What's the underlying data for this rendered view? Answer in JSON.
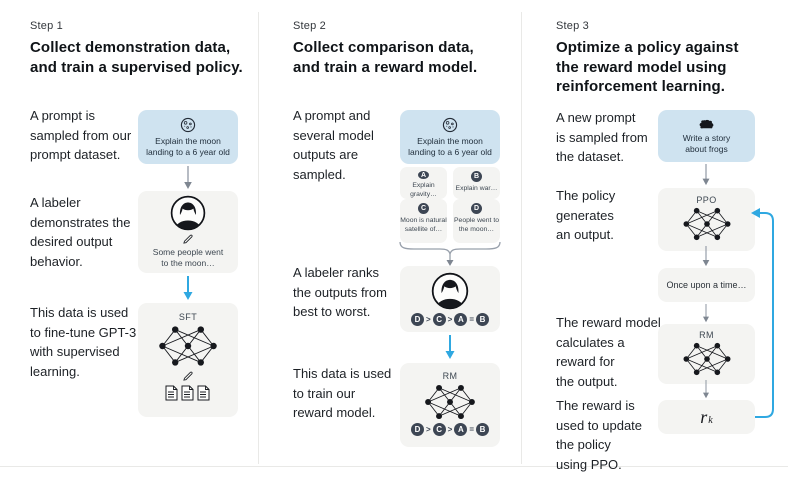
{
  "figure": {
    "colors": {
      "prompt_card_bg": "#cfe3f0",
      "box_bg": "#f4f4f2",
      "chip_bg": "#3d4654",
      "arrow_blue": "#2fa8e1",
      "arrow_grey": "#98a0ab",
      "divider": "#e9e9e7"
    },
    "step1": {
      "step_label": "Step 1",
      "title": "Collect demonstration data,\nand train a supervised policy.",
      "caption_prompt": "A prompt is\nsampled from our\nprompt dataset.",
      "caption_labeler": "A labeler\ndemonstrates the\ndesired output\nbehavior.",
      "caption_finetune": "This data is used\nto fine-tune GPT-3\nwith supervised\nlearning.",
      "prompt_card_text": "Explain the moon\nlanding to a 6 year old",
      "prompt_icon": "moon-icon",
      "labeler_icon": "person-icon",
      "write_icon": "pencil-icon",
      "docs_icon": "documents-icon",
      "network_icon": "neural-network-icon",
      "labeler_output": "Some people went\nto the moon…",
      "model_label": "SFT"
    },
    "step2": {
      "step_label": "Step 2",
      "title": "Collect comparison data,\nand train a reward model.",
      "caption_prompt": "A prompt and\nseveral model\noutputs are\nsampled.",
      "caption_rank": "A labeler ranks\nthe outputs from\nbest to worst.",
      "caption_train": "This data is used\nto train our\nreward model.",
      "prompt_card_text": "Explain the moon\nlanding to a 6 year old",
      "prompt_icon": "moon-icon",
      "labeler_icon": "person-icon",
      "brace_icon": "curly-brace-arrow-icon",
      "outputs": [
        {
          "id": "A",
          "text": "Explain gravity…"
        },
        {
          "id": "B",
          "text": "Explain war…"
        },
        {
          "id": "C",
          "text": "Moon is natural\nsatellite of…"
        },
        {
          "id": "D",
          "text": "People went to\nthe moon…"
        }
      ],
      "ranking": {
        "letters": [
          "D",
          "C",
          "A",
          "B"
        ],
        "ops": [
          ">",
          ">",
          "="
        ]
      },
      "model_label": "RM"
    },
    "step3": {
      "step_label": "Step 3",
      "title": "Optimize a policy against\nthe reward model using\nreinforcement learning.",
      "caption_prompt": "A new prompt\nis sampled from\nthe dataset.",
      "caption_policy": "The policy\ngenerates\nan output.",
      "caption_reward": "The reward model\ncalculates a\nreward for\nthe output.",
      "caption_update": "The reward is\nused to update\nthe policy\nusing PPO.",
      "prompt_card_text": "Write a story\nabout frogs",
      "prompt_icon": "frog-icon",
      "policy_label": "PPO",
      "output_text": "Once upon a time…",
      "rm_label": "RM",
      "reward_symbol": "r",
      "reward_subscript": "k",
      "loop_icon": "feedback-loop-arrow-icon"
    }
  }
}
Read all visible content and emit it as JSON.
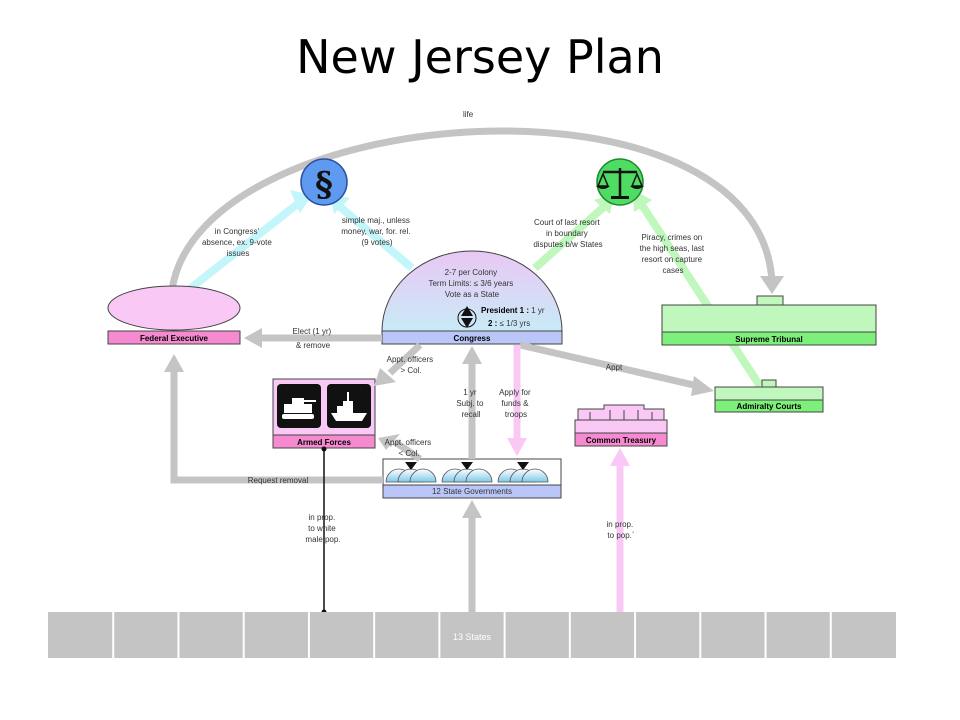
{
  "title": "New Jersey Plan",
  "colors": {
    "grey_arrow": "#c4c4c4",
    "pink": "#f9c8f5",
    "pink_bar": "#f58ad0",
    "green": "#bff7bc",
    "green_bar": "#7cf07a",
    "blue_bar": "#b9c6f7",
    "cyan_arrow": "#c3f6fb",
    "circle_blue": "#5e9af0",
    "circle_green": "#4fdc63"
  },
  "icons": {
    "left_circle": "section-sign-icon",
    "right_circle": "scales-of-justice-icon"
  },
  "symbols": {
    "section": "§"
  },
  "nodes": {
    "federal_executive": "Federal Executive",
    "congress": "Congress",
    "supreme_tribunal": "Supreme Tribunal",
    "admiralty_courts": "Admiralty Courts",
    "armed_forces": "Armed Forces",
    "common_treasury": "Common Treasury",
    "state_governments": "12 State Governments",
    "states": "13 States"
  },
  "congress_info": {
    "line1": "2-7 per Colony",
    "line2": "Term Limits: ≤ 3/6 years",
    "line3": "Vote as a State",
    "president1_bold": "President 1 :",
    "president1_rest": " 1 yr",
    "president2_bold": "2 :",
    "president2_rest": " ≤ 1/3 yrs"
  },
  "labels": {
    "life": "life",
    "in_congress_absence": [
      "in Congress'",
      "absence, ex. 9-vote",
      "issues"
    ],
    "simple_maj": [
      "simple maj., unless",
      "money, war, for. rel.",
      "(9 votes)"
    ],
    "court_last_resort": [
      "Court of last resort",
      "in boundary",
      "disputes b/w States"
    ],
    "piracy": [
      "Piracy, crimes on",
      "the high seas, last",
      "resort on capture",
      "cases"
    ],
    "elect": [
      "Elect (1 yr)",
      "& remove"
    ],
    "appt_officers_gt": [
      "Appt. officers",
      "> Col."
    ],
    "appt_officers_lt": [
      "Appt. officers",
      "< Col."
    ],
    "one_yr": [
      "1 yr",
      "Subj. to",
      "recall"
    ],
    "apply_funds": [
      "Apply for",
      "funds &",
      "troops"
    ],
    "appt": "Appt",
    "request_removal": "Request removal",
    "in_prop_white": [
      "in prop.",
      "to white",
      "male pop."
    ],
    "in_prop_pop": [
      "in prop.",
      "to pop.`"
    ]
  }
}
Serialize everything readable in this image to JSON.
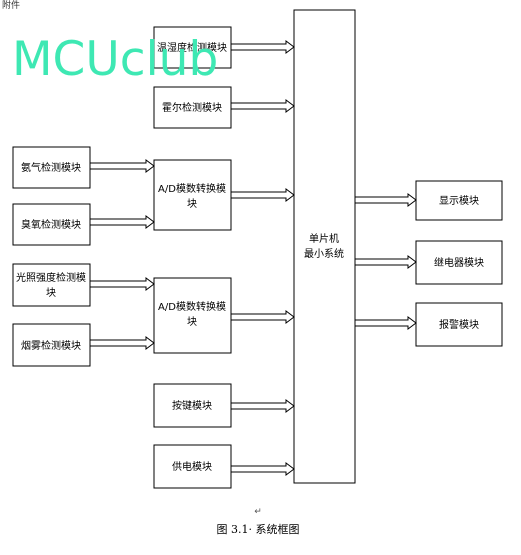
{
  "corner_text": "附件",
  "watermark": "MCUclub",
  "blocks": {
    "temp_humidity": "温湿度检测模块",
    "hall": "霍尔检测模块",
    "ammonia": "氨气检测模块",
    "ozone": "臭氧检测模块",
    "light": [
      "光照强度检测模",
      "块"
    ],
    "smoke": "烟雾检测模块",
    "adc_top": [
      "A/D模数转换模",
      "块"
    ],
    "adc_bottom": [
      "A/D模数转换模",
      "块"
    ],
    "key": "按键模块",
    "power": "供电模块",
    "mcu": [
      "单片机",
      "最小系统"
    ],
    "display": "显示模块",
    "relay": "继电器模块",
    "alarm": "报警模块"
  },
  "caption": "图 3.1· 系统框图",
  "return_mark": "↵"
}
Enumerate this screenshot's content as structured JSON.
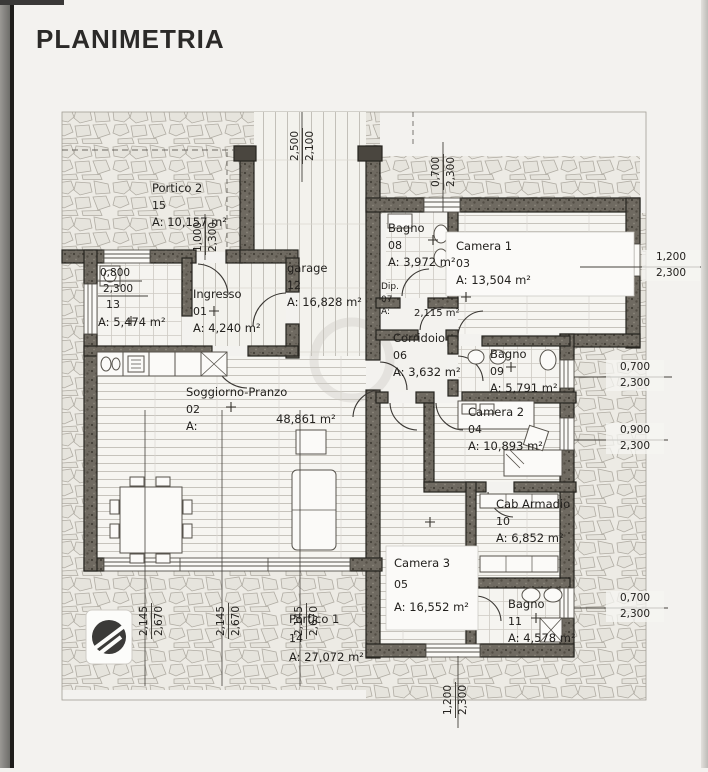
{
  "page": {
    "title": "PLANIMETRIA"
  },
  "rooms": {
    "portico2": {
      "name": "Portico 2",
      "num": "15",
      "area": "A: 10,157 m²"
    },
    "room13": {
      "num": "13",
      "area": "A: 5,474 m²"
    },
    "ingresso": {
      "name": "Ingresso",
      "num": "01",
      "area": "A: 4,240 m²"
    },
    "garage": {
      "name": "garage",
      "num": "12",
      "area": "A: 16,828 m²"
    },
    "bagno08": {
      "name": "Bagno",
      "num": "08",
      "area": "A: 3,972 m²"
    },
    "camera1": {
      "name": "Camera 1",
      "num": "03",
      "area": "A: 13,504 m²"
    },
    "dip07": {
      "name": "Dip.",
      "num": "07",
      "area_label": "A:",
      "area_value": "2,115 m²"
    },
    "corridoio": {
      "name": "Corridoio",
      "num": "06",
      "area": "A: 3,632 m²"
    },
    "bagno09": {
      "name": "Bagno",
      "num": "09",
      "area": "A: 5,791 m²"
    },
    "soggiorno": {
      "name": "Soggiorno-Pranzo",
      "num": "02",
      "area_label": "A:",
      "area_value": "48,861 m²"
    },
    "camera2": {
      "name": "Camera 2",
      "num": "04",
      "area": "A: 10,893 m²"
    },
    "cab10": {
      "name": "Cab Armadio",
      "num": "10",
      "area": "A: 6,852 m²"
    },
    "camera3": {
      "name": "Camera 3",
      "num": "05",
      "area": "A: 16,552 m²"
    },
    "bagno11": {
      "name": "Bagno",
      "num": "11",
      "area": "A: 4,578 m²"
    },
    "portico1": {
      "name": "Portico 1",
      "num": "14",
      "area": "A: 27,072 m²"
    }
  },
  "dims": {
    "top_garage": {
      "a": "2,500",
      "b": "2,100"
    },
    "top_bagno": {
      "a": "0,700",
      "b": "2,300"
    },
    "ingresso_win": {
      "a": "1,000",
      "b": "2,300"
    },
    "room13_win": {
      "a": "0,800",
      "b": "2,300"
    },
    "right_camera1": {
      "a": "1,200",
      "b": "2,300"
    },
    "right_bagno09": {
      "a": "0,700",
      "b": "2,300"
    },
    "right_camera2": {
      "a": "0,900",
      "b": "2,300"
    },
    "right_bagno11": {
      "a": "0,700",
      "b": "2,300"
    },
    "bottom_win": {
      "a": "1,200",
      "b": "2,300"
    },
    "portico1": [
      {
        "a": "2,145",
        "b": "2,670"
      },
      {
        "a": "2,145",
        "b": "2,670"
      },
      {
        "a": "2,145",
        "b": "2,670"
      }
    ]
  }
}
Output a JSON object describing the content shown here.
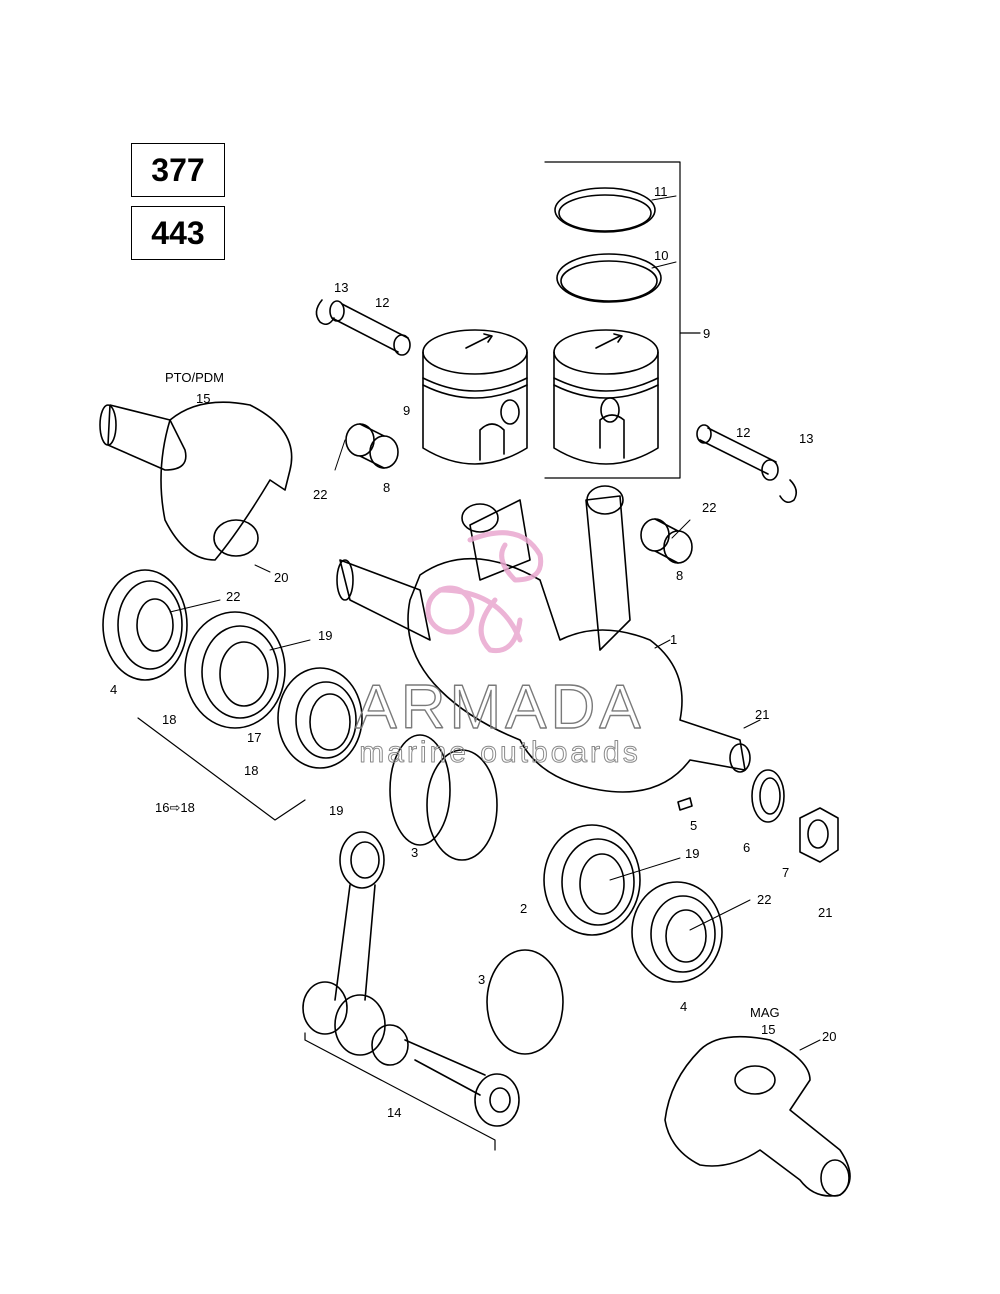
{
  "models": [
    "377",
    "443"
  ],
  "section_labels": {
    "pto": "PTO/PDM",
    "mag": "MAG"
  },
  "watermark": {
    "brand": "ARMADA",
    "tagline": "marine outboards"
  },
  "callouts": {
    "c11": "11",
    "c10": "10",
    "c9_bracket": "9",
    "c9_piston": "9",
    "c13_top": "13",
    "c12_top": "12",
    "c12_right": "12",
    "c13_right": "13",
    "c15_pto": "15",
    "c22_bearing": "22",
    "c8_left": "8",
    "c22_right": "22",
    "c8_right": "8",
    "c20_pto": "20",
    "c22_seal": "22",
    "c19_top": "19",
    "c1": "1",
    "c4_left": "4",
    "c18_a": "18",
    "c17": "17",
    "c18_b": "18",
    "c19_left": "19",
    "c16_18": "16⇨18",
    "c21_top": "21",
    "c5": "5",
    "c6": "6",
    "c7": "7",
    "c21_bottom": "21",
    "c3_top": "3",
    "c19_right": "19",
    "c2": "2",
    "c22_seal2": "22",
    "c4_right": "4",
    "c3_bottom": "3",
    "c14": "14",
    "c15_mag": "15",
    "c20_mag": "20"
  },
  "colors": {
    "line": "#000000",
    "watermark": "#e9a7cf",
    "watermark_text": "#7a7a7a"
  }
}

# [WRITTEN REQUEST]
Going through the entries above, tally each line that has the word "JSON". Answer with the number only.

# [EXERCISE OUTPUT]
5